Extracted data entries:
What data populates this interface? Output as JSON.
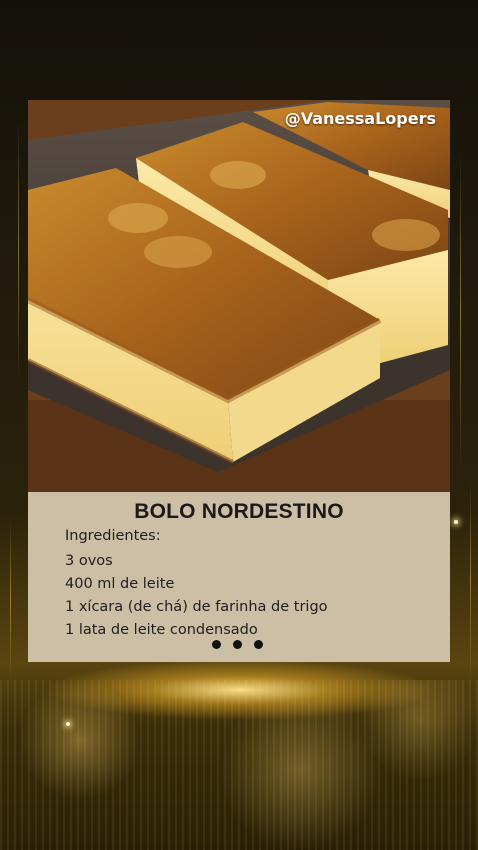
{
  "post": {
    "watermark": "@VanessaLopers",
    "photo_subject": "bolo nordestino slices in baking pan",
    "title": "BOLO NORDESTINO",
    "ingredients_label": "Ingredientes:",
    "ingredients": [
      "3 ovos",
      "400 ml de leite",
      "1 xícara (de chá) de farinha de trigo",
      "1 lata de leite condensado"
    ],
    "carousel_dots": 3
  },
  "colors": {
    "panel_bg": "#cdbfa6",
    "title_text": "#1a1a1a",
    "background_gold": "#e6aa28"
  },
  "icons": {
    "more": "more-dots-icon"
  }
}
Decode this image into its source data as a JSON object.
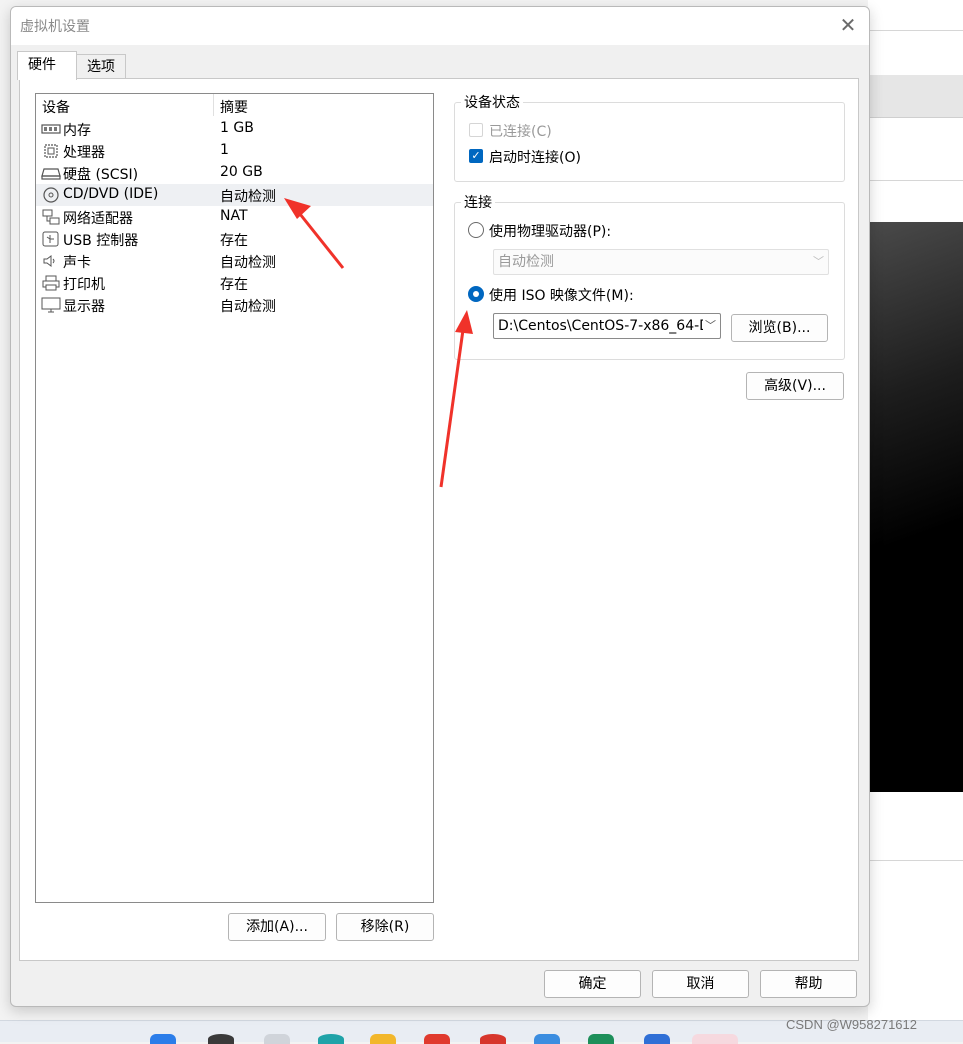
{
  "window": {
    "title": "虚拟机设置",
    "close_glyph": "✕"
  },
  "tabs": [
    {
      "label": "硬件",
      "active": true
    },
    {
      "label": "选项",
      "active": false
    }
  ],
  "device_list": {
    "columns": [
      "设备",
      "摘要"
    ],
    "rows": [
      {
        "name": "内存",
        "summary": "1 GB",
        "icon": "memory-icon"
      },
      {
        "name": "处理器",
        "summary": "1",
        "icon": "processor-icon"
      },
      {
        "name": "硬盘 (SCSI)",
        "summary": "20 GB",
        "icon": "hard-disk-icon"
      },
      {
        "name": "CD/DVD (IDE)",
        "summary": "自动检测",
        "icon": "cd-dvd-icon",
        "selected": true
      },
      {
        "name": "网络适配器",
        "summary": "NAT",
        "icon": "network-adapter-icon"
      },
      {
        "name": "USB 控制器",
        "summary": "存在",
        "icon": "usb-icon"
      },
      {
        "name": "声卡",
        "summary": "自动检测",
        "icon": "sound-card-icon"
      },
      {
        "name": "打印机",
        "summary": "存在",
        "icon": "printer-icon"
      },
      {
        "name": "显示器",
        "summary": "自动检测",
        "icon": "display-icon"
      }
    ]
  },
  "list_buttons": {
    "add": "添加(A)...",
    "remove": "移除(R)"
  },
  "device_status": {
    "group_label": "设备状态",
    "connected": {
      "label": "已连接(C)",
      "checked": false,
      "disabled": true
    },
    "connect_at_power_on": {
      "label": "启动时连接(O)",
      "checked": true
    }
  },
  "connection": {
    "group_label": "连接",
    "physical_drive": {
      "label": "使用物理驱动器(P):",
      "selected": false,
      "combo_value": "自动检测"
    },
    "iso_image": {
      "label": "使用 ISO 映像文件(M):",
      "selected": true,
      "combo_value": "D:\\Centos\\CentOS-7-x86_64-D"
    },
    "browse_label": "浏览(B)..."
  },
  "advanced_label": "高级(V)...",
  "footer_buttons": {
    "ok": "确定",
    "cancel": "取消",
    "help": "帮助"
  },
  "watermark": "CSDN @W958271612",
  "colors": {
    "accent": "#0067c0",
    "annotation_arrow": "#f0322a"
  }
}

--

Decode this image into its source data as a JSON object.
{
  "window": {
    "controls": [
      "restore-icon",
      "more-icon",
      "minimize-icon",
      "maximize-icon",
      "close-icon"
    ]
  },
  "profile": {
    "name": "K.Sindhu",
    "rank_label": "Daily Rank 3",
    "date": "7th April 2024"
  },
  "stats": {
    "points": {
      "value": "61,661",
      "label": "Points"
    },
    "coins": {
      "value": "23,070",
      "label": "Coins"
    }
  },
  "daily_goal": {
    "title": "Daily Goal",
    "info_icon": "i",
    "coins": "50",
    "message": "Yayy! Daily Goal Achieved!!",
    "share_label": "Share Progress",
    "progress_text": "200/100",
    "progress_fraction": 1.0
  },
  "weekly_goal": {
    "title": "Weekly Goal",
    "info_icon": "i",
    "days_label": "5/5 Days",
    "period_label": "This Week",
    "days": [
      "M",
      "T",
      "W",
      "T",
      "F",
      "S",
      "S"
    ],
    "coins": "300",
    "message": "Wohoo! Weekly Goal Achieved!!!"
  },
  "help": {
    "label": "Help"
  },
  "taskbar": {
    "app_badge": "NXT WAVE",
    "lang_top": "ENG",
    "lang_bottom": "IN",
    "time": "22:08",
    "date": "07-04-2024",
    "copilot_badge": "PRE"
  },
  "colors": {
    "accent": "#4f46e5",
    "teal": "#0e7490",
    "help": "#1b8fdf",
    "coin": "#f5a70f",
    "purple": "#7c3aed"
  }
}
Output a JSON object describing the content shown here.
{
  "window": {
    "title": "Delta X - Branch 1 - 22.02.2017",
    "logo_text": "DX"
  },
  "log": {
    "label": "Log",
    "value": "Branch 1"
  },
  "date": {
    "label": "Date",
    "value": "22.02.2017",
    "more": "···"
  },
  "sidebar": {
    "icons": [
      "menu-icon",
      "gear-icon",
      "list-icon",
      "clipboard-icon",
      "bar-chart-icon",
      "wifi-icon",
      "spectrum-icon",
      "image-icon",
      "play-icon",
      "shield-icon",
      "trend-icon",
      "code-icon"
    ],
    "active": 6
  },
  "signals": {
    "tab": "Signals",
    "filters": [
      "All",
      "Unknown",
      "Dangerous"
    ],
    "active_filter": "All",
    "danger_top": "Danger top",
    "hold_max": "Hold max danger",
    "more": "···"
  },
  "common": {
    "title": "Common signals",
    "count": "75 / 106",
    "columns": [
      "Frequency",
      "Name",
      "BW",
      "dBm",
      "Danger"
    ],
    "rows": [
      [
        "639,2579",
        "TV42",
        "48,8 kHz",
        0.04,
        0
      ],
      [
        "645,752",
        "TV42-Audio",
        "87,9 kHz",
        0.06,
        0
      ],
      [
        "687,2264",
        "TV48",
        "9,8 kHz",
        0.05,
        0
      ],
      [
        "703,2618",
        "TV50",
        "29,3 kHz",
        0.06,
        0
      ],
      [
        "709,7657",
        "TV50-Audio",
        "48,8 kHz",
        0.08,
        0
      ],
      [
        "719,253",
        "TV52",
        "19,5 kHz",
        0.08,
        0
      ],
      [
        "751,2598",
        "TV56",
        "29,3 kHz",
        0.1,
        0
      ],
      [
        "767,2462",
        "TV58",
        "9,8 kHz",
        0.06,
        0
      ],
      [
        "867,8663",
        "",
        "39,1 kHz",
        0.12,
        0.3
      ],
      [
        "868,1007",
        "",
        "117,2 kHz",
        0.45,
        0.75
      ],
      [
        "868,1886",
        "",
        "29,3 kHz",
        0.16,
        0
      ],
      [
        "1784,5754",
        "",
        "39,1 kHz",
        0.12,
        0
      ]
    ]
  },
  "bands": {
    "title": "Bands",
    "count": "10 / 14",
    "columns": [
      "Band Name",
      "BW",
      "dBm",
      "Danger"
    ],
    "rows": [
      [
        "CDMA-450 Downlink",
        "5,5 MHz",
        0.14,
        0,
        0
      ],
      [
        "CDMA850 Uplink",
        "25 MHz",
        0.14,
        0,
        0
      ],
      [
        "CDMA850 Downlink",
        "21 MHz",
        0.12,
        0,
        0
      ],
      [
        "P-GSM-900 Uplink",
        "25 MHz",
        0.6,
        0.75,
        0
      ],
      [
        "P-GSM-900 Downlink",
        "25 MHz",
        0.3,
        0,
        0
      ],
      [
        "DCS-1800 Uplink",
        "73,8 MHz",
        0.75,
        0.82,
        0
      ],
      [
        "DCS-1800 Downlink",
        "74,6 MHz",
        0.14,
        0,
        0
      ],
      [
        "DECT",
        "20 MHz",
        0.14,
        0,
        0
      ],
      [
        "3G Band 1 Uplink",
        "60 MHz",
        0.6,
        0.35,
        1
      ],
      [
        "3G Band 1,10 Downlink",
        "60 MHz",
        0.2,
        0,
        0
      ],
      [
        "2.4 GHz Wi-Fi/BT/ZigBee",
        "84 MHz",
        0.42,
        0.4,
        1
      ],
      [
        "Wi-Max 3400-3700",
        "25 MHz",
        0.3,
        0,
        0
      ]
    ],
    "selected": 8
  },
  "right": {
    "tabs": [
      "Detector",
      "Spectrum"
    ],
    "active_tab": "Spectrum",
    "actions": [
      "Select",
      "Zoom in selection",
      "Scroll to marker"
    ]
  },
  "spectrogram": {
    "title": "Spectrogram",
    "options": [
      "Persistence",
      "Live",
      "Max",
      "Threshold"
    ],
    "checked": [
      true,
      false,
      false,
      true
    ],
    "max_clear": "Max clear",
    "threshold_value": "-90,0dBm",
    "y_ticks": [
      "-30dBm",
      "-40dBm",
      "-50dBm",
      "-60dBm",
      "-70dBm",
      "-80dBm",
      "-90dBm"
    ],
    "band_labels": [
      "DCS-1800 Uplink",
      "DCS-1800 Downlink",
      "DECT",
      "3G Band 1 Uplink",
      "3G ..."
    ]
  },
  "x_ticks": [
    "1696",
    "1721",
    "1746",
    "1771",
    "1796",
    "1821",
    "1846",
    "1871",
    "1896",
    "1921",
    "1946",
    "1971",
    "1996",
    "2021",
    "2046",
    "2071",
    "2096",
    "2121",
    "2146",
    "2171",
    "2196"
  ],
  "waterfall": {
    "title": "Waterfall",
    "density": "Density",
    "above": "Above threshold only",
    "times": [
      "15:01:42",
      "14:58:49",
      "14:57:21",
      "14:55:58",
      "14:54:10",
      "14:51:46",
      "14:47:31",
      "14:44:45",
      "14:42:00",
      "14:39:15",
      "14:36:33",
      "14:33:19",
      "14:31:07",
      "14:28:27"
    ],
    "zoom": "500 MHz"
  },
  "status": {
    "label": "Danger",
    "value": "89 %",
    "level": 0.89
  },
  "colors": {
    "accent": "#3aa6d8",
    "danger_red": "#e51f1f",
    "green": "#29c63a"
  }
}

==

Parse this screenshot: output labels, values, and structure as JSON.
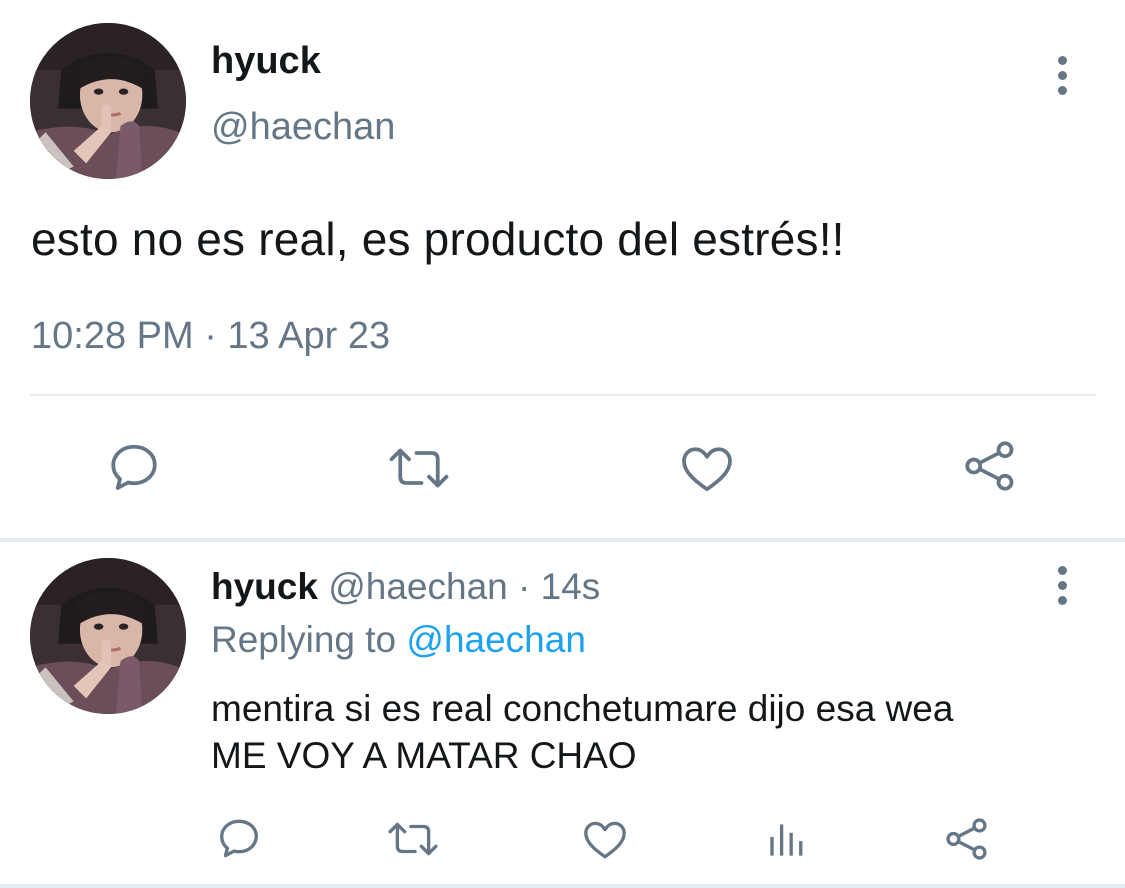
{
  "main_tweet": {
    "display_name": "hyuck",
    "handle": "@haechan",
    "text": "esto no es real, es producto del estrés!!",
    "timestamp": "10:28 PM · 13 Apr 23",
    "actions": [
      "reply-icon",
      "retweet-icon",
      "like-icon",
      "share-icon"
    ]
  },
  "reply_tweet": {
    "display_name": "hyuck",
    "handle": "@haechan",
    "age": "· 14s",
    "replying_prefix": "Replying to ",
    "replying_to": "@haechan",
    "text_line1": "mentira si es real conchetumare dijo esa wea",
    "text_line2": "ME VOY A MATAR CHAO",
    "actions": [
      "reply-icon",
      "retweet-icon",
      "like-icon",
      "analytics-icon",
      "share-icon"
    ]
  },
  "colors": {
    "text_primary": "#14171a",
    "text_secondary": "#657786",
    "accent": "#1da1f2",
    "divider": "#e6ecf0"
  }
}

**STATED PROBLEM**
Look for the word "Uplink" and return every line where it occurs.

**RESPONSE FOR THIS EXERCISE**
        "CDMA850 Uplink",
        "P-GSM-900 Uplink",
        "DCS-1800 Uplink",
        "3G Band 1 Uplink",
      "DCS-1800 Uplink",
      "3G Band 1 Uplink",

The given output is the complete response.